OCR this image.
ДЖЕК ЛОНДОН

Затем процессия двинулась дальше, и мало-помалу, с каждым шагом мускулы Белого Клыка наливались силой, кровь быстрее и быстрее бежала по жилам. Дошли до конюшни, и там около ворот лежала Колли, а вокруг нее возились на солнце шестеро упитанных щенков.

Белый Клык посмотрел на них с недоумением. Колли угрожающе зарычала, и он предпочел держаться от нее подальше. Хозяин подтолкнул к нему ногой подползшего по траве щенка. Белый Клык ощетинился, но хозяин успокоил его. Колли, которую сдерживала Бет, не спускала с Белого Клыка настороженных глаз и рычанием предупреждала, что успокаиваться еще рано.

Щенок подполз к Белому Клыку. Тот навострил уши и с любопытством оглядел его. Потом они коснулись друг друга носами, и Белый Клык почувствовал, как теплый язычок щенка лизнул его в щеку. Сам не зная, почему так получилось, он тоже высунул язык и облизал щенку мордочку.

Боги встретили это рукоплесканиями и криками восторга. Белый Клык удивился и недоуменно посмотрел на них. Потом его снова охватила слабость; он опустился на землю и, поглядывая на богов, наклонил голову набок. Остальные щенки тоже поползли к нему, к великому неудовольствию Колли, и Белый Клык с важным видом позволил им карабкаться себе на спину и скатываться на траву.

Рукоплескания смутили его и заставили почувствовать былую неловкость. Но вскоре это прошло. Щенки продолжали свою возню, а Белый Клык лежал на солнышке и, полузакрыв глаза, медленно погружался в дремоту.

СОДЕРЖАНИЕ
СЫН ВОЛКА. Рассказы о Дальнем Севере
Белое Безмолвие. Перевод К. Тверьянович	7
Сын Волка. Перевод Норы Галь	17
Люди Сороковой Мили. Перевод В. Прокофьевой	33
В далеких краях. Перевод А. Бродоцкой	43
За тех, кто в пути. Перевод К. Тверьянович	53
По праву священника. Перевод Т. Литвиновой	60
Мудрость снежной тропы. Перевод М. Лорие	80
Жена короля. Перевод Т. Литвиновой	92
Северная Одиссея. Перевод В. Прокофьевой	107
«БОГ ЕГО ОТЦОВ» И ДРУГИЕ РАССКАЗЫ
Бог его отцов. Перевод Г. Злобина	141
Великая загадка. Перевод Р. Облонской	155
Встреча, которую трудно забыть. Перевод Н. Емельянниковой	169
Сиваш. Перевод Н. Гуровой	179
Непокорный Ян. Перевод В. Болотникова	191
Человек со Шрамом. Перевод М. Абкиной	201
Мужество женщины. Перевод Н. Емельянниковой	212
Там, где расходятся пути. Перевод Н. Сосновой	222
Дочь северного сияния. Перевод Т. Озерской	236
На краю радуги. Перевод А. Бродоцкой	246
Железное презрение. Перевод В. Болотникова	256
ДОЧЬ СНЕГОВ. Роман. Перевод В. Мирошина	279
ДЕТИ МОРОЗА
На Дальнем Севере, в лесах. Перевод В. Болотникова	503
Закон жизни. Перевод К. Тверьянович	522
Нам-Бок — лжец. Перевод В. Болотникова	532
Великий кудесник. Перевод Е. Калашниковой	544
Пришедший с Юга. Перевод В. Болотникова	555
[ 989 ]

....

▸ **Task details**
Reproduce the entire listing word for word.

▸ **Finished task**
OCR this image.
ДЖЕК ЛОНДОН

Затем процессия двинулась дальше, и мало-помалу, с каждым шагом мускулы Белого Клыка наливались силой, кровь быстрее и быстрее бежала по жилам. Дошли до конюшни, и там около ворот лежала Колли, а вокруг нее возились на солнце шестеро упитанных щенков.

Белый Клык посмотрел на них с недоумением. Колли угрожающе зарычала, и он предпочел держаться от нее подальше. Хозяин подтолкнул к нему ногой подползшего по траве щенка. Белый Клык ощетинился, но хозяин успокоил его. Колли, которую сдерживала Бет, не спускала с Белого Клыка настороженных глаз и рычанием предупреждала, что успокаиваться еще рано.

Щенок подполз к Белому Клыку. Тот навострил уши и с любопытством оглядел его. Потом они коснулись друг друга носами, и Белый Клык почувствовал, как теплый язычок щенка лизнул его в щеку. Сам не зная, почему так получилось, он тоже высунул язык и облизал щенку мордочку.

Боги встретили это рукоплесканиями и криками восторга. Белый Клык удивился и недоуменно посмотрел на них. Потом его снова охватила слабость; он опустился на землю и, поглядывая на богов, наклонил голову набок. Остальные щенки тоже поползли к нему, к великому неудовольствию Колли, и Белый Клык с важным видом позволил им карабкаться себе на спину и скатываться на траву.

Рукоплескания смутили его и заставили почувствовать былую неловкость. Но вскоре это прошло. Щенки продолжали свою возню, а Белый Клык лежал на солнышке и, полузакрыв глаза, медленно погружался в дремоту.

СОДЕРЖАНИЕ
СЫН ВОЛКА. Рассказы о Дальнем Севере
Белое Безмолвие. Перевод К. Тверьянович	7
Сын Волка. Перевод Норы Галь	17
Люди Сороковой Мили. Перевод В. Прокофьевой	33
В далеких краях. Перевод А. Бродоцкой	43
За тех, кто в пути. Перевод К. Тверьянович	53
По праву священника. Перевод Т. Литвиновой	60
Мудрость снежной тропы. Перевод М. Лорие	80
Жена короля. Перевод Т. Литвиновой	92
Северная Одиссея. Перевод В. Прокофьевой	107
«БОГ ЕГО ОТЦОВ» И ДРУГИЕ РАССКАЗЫ
Бог его отцов. Перевод Г. Злобина	141
Великая загадка. Перевод Р. Облонской	155
Встреча, которую трудно забыть. Перевод Н. Емельянниковой	169
Сиваш. Перевод Н. Гуровой	179
Непокорный Ян. Перевод В. Болотникова	191
Человек со Шрамом. Перевод М. Абкиной	201
Мужество женщины. Перевод Н. Емельянниковой	212
Там, где расходятся пути. Перевод Н. Сосновой	222
Дочь северного сияния. Перевод Т. Озерской	236
На краю радуги. Перевод А. Бродоцкой	246
Железное презрение. Перевод В. Болотникова	256
ДОЧЬ СНЕГОВ. Роман. Перевод В. Мирошина	279
ДЕТИ МОРОЗА
На Дальнем Севере, в лесах. Перевод В. Болотникова	503
Закон жизни. Перевод К. Тверьянович	522
Нам-Бок — лжец. Перевод В. Болотникова	532
Великий кудесник. Перевод Е. Калашниковой	544
Пришедший с Юга. Перевод В. Болотникова	555
[ 989 ]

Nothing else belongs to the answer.